═══ DATA ═══

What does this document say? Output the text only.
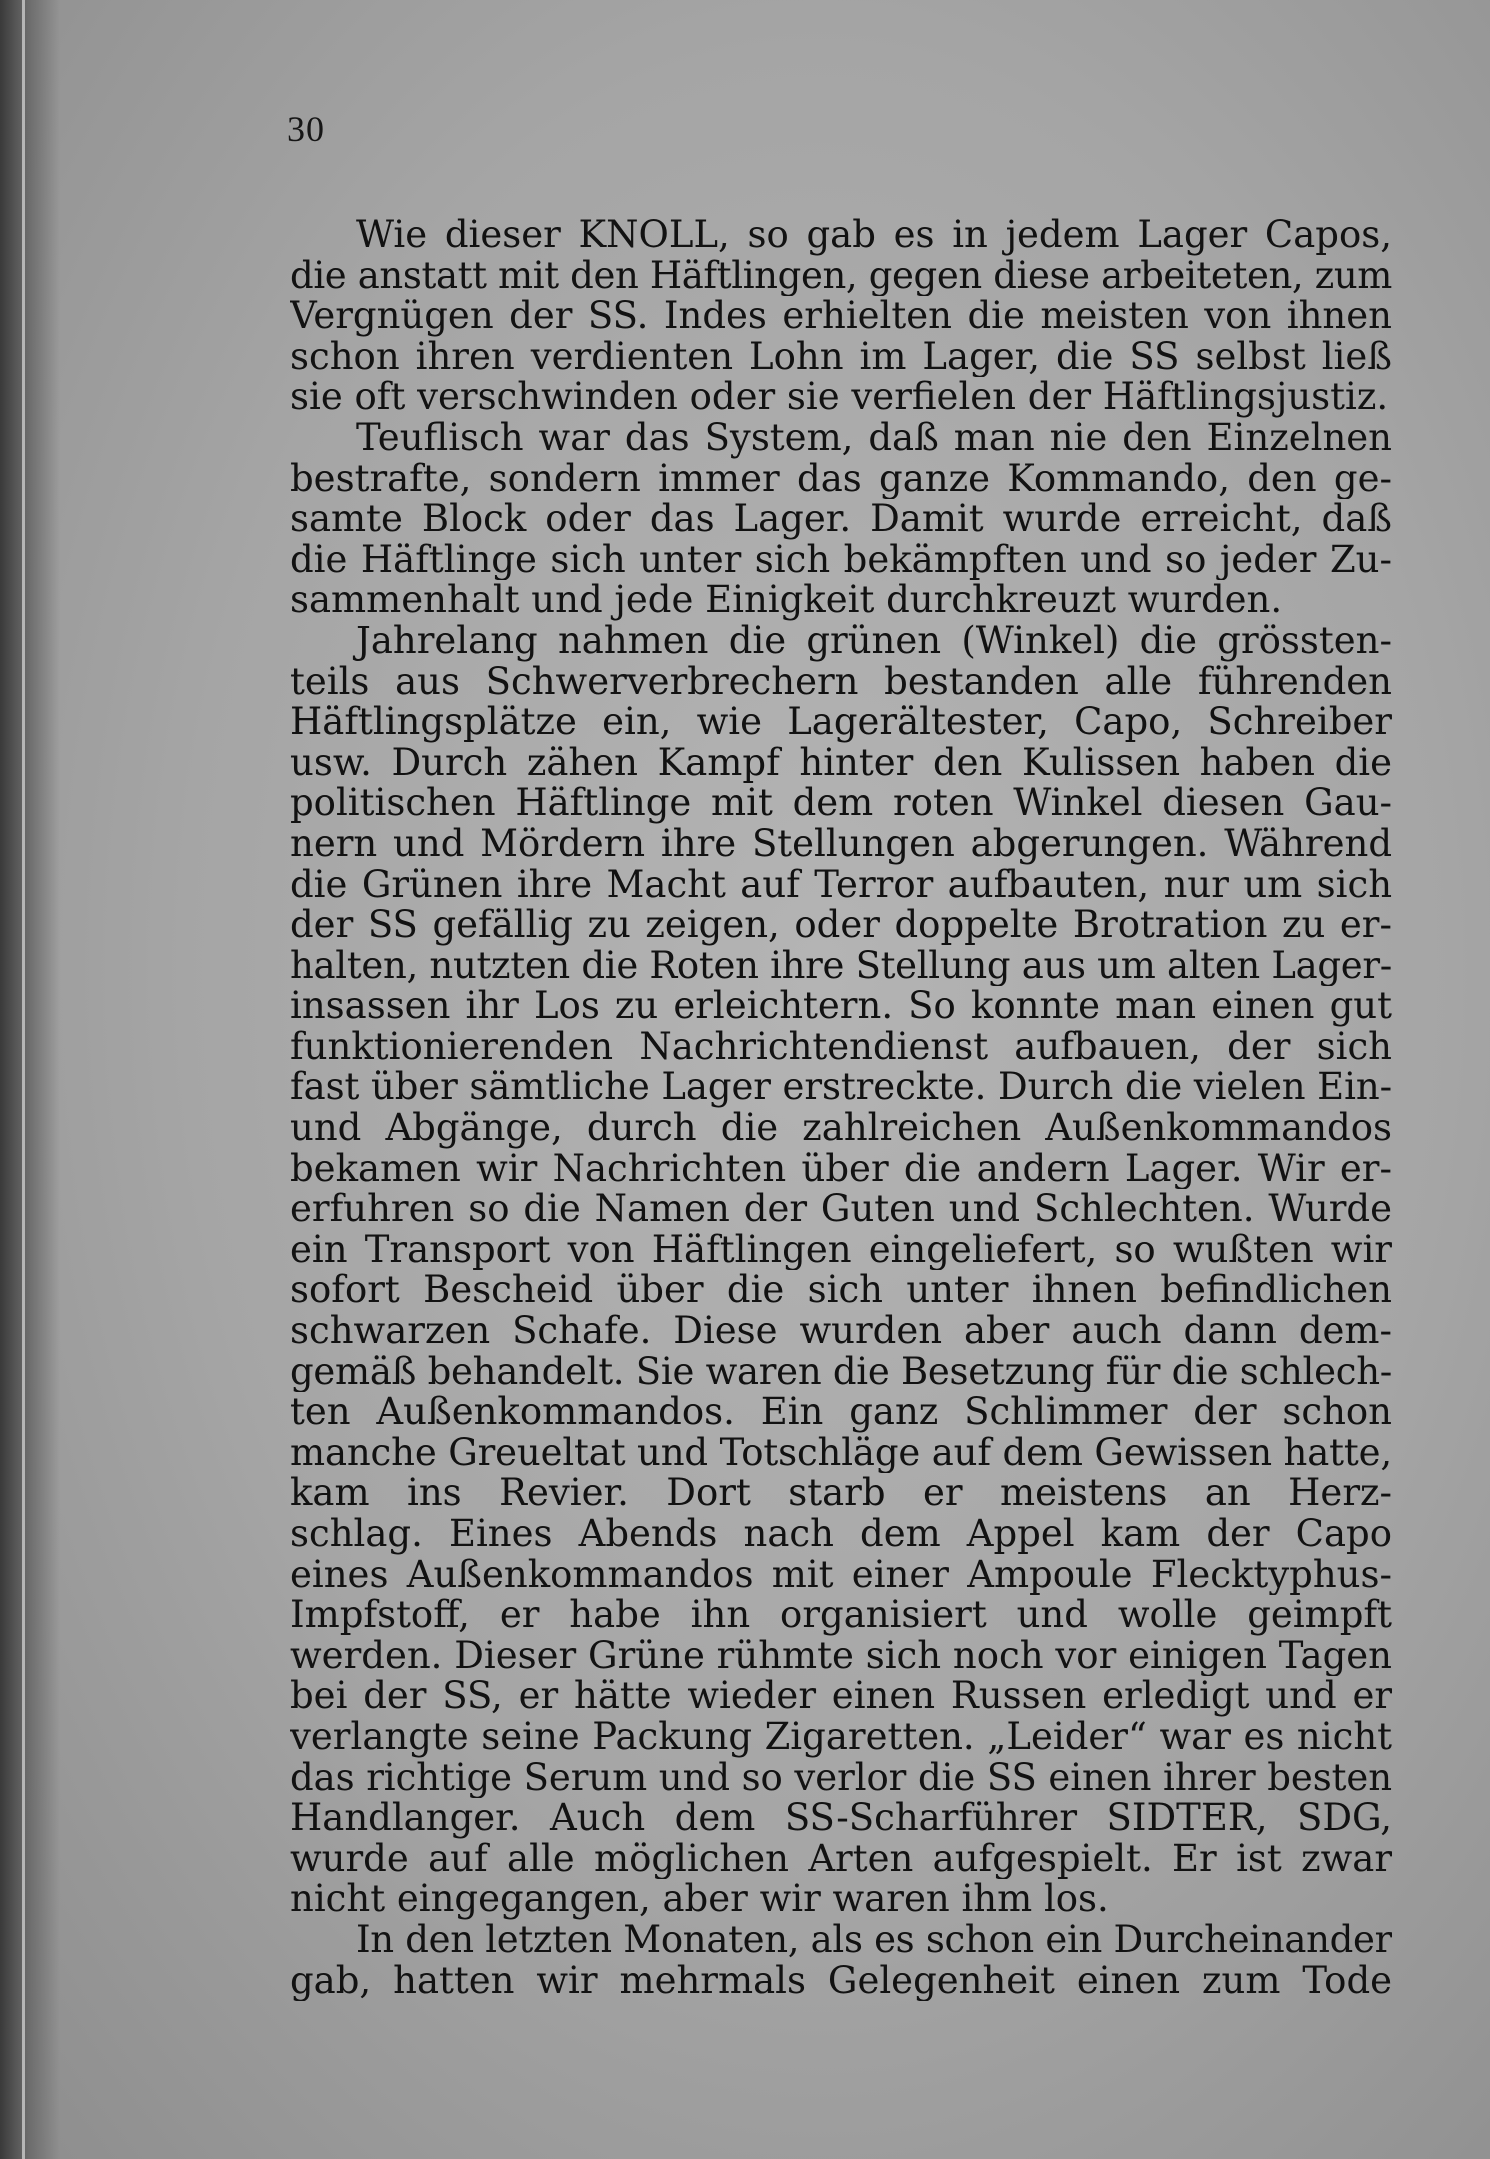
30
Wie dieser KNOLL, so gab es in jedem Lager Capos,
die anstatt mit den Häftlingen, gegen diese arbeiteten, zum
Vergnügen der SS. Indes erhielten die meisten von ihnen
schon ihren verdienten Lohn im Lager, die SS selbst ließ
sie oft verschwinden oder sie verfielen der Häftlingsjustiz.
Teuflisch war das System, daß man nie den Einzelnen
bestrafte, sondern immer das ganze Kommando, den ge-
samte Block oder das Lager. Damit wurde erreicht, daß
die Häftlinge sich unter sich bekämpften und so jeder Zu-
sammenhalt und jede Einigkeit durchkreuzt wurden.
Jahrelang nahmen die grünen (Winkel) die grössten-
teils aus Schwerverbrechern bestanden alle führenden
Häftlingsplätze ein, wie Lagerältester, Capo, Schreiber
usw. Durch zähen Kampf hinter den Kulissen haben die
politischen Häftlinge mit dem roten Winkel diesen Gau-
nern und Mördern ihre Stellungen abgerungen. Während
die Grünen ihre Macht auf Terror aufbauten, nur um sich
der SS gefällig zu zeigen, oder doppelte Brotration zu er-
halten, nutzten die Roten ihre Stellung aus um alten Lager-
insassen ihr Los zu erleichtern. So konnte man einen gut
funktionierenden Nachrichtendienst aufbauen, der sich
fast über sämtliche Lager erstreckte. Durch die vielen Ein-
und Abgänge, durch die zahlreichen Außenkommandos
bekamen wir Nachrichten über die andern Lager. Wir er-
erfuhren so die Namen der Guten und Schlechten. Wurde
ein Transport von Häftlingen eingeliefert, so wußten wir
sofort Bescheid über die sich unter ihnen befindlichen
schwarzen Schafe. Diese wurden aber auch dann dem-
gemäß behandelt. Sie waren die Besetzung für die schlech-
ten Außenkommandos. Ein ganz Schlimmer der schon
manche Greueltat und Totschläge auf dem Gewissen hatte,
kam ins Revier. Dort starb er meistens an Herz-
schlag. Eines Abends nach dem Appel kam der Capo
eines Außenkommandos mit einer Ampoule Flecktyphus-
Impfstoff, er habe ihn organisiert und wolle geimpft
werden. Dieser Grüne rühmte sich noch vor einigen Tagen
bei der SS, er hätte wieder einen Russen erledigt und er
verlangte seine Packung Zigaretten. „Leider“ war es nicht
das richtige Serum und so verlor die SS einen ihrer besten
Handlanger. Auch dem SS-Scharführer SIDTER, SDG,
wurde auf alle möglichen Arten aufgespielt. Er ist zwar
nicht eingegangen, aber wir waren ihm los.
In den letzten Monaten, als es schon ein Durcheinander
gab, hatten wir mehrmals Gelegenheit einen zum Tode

═══
═══ DATA ═══

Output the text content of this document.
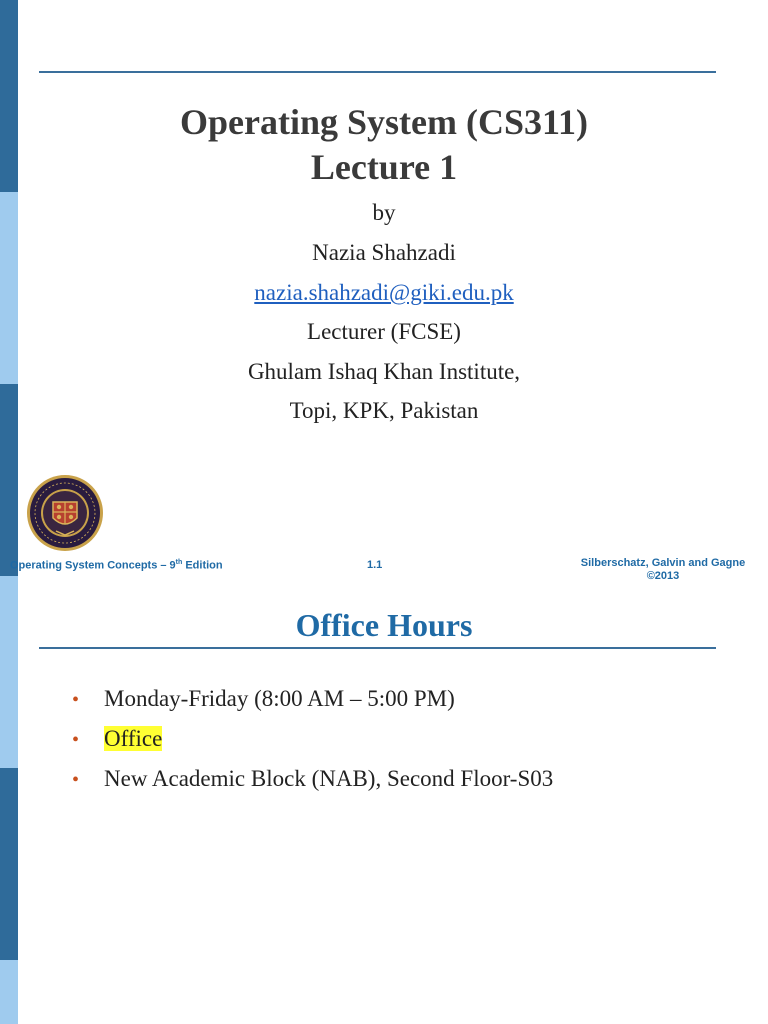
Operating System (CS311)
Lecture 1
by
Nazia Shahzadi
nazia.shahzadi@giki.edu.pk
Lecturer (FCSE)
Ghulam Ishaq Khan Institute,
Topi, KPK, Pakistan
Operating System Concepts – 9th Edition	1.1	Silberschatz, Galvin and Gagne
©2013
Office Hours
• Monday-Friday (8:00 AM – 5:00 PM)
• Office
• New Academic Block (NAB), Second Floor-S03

═══

WRITTEN TASK >>
From the records above, report the count of lines containing "nicht" and nothing more.

EXERCISE SOLUTION >>
2